BEGIN INPUT RECORDS

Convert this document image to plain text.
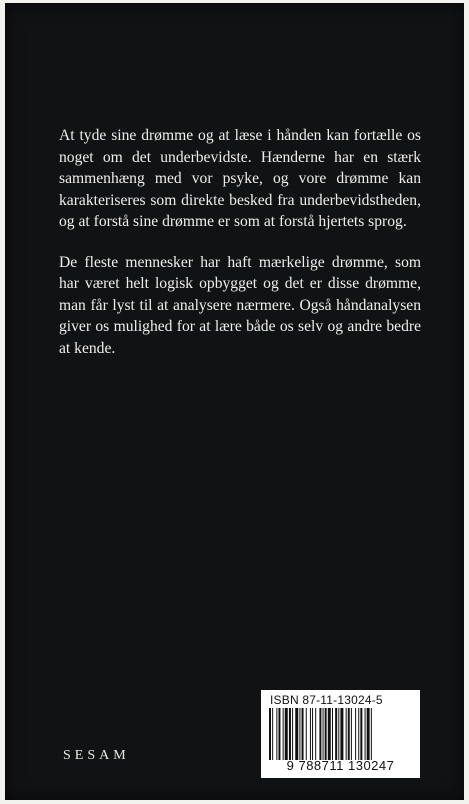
At tyde sine drømme og at læse i hånden kan fortælle os noget om det underbevidste. Hænderne har en stærk sammenhæng med vor psyke, og vore drømme kan karakteriseres som direkte besked fra underbevidstheden, og at forstå sine drømme er som at forstå hjertets sprog.

De fleste mennesker har haft mærkelige drømme, som har været helt logisk opbygget og det er disse drømme, man får lyst til at analysere nærmere. Også håndanalysen giver os mulighed for at lære både os selv og andre bedre at kende.

SESAM
ISBN 87-11-13024-5
9 788711 130247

END INPUT RECORDS

Every line in the data that holds "drømme" should be copied out.

__WRITTEN ANSWER__.
At tyde sine drømme og at læse i hånden kan fortælle os noget om det underbevidste. Hænderne har en stærk sammenhæng med vor psyke, og vore drømme kan karakteriseres som direkte besked fra underbevidstheden, og at forstå sine drømme er som at forstå hjertets sprog.
De fleste mennesker har haft mærkelige drømme, som har været helt logisk opbygget og det er disse drømme, man får lyst til at analysere nærmere. Også håndanalysen giver os mulighed for at lære både os selv og andre bedre at kende.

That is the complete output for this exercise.